#### ROWS:

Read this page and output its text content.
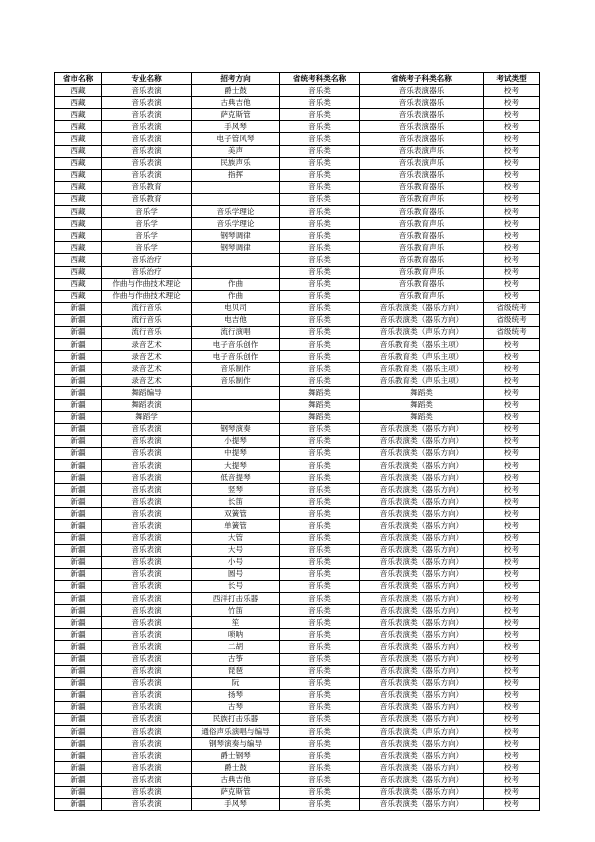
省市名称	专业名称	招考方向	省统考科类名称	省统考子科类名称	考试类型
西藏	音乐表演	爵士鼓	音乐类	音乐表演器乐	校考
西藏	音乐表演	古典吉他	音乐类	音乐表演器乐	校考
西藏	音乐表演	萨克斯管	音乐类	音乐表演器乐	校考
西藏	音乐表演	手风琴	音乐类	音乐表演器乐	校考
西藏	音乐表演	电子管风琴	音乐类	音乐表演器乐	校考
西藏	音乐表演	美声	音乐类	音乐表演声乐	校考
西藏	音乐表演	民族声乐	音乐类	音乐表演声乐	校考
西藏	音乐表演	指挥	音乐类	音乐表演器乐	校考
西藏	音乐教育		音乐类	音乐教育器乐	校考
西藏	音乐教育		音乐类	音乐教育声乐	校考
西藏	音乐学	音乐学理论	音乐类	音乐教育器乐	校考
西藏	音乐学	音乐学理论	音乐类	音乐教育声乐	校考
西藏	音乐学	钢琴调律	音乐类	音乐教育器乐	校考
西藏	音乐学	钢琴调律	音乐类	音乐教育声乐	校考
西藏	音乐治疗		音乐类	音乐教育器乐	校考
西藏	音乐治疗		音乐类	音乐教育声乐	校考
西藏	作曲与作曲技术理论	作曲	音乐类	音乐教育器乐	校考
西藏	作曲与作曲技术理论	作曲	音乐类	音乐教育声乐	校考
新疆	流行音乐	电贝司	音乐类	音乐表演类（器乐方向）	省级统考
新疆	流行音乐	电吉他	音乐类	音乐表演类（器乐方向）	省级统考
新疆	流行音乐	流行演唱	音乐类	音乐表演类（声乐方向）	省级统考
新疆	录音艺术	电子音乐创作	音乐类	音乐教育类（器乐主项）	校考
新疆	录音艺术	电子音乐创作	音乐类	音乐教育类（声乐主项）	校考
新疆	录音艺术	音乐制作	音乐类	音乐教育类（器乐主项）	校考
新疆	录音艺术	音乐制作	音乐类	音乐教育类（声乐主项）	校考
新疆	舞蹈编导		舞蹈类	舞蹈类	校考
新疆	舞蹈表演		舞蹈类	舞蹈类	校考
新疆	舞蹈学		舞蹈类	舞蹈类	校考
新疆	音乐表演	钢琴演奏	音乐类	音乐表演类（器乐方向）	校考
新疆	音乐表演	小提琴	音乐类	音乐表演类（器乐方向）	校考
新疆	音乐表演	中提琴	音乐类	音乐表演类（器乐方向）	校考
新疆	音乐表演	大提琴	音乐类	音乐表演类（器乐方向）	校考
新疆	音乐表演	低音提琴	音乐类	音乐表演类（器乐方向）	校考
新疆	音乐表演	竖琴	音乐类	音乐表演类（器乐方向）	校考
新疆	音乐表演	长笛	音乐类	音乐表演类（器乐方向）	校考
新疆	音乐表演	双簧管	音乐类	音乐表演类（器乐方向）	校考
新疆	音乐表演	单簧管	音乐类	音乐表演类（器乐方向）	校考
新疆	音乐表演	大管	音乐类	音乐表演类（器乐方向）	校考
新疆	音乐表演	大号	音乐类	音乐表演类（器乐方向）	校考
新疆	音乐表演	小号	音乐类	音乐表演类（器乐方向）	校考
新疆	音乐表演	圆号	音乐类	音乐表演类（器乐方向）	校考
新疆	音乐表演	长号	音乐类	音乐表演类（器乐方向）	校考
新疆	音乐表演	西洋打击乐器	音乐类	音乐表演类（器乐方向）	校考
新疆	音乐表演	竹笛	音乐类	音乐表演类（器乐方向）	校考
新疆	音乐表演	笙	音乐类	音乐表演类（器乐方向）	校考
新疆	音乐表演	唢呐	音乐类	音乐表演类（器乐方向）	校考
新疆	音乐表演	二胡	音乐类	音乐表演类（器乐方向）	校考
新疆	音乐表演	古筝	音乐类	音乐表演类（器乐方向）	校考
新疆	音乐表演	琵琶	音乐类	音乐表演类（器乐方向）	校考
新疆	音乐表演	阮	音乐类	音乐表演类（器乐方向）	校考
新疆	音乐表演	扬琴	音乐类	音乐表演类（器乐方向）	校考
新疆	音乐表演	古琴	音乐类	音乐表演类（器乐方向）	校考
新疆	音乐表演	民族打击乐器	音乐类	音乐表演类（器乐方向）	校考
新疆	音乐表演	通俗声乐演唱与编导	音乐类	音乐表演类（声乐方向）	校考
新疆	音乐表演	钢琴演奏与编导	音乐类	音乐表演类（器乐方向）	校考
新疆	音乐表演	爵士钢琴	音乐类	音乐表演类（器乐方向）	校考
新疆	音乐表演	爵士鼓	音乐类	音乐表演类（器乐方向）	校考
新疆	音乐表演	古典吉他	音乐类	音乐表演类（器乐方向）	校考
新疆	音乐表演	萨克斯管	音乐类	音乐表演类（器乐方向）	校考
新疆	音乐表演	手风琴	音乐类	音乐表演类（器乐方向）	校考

* * *

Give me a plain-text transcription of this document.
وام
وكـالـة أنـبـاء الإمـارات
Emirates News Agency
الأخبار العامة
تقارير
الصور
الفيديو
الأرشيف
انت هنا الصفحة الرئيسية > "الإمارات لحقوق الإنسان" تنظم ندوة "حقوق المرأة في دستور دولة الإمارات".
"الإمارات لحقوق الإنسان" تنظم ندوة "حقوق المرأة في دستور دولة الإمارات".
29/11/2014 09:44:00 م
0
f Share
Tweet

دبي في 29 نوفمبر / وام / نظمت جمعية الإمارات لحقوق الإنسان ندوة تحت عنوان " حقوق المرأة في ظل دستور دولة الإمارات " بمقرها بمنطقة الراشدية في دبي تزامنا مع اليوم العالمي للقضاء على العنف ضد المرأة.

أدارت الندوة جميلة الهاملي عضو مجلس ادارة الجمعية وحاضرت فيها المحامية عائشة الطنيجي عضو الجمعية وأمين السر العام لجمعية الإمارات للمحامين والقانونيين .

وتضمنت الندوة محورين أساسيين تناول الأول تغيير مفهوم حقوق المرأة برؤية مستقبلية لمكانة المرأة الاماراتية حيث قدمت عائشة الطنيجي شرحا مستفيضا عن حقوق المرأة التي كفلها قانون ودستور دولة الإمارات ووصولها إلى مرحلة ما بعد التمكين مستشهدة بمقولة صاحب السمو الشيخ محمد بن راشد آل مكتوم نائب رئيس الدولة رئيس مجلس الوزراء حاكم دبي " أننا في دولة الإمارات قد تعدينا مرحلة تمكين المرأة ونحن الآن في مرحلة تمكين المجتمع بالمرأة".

#### TASK DESCRIPTION:
Take each line of the material that contains the word "音乐教育声乐" and list it.

#### RESULT OF THE TASK:
西藏	音乐教育		音乐类	音乐教育声乐	校考
西藏	音乐学	音乐学理论	音乐类	音乐教育声乐	校考
西藏	音乐学	钢琴调律	音乐类	音乐教育声乐	校考
西藏	音乐治疗		音乐类	音乐教育声乐	校考
西藏	作曲与作曲技术理论	作曲	音乐类	音乐教育声乐	校考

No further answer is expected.